▸ RAW DATA:
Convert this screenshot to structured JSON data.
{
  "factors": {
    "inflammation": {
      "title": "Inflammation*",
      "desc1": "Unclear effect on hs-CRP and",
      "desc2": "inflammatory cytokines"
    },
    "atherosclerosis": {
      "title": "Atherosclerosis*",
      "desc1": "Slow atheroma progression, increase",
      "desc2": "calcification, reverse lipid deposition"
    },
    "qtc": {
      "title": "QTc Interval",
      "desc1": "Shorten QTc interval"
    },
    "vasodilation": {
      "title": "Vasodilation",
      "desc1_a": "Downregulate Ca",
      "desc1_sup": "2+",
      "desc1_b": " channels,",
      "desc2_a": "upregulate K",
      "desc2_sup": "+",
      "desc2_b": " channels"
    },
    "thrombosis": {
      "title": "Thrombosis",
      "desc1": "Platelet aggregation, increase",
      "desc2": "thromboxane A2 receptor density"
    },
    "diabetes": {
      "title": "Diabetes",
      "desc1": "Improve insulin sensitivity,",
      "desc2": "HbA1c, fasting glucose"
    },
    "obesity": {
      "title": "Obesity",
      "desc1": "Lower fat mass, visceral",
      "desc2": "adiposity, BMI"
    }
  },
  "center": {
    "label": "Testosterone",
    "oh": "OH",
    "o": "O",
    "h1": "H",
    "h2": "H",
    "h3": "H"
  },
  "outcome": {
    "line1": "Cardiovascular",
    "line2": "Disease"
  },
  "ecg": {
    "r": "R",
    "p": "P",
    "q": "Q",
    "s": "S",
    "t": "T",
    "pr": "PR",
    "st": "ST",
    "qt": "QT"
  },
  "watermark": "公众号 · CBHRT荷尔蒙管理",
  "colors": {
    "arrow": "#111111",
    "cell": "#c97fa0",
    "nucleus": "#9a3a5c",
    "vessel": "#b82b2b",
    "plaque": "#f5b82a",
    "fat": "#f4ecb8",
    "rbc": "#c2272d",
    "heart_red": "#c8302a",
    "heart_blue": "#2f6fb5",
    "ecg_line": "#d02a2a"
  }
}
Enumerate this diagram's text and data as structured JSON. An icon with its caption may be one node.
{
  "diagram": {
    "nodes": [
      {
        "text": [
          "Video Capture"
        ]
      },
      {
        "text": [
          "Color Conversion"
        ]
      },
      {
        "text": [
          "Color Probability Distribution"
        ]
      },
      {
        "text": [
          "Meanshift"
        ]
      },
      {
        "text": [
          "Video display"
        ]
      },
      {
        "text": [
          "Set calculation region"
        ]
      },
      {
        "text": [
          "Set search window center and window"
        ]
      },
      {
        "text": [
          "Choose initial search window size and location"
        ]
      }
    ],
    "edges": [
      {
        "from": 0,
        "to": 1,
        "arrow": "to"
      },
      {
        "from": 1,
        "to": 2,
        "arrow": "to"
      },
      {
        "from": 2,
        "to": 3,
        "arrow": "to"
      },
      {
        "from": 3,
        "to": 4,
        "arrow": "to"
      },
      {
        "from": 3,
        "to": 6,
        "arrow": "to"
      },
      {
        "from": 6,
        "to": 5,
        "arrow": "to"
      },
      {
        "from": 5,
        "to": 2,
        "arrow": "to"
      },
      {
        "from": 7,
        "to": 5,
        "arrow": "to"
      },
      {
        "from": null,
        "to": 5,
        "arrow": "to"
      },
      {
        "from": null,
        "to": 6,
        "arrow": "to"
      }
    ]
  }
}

▸ AIM: Please give back all of the records exactly as written.

▸ TASK RESPONSE:
Convert this screenshot to structured JSON data.
{
  "factors": {
    "inflammation": {
      "title": "Inflammation*",
      "desc1": "Unclear effect on hs-CRP and",
      "desc2": "inflammatory cytokines"
    },
    "atherosclerosis": {
      "title": "Atherosclerosis*",
      "desc1": "Slow atheroma progression, increase",
      "desc2": "calcification, reverse lipid deposition"
    },
    "qtc": {
      "title": "QTc Interval",
      "desc1": "Shorten QTc interval"
    },
    "vasodilation": {
      "title": "Vasodilation",
      "desc1_a": "Downregulate Ca",
      "desc1_sup": "2+",
      "desc1_b": " channels,",
      "desc2_a": "upregulate K",
      "desc2_sup": "+",
      "desc2_b": " channels"
    },
    "thrombosis": {
      "title": "Thrombosis",
      "desc1": "Platelet aggregation, increase",
      "desc2": "thromboxane A2 receptor density"
    },
    "diabetes": {
      "title": "Diabetes",
      "desc1": "Improve insulin sensitivity,",
      "desc2": "HbA1c, fasting glucose"
    },
    "obesity": {
      "title": "Obesity",
      "desc1": "Lower fat mass, visceral",
      "desc2": "adiposity, BMI"
    }
  },
  "center": {
    "label": "Testosterone",
    "oh": "OH",
    "o": "O",
    "h1": "H",
    "h2": "H",
    "h3": "H"
  },
  "outcome": {
    "line1": "Cardiovascular",
    "line2": "Disease"
  },
  "ecg": {
    "r": "R",
    "p": "P",
    "q": "Q",
    "s": "S",
    "t": "T",
    "pr": "PR",
    "st": "ST",
    "qt": "QT"
  },
  "watermark": "公众号 · CBHRT荷尔蒙管理",
  "colors": {
    "arrow": "#111111",
    "cell": "#c97fa0",
    "nucleus": "#9a3a5c",
    "vessel": "#b82b2b",
    "plaque": "#f5b82a",
    "fat": "#f4ecb8",
    "rbc": "#c2272d",
    "heart_red": "#c8302a",
    "heart_blue": "#2f6fb5",
    "ecg_line": "#d02a2a"
  }
}
Enumerate this diagram's text and data as structured JSON. An icon with its caption may be one node.
{
  "diagram": {
    "nodes": [
      {
        "text": [
          "Video Capture"
        ]
      },
      {
        "text": [
          "Color Conversion"
        ]
      },
      {
        "text": [
          "Color Probability Distribution"
        ]
      },
      {
        "text": [
          "Meanshift"
        ]
      },
      {
        "text": [
          "Video display"
        ]
      },
      {
        "text": [
          "Set calculation region"
        ]
      },
      {
        "text": [
          "Set search window center and window"
        ]
      },
      {
        "text": [
          "Choose initial search window size and location"
        ]
      }
    ],
    "edges": [
      {
        "from": 0,
        "to": 1,
        "arrow": "to"
      },
      {
        "from": 1,
        "to": 2,
        "arrow": "to"
      },
      {
        "from": 2,
        "to": 3,
        "arrow": "to"
      },
      {
        "from": 3,
        "to": 4,
        "arrow": "to"
      },
      {
        "from": 3,
        "to": 6,
        "arrow": "to"
      },
      {
        "from": 6,
        "to": 5,
        "arrow": "to"
      },
      {
        "from": 5,
        "to": 2,
        "arrow": "to"
      },
      {
        "from": 7,
        "to": 5,
        "arrow": "to"
      },
      {
        "from": null,
        "to": 5,
        "arrow": "to"
      },
      {
        "from": null,
        "to": 6,
        "arrow": "to"
      }
    ]
  }
}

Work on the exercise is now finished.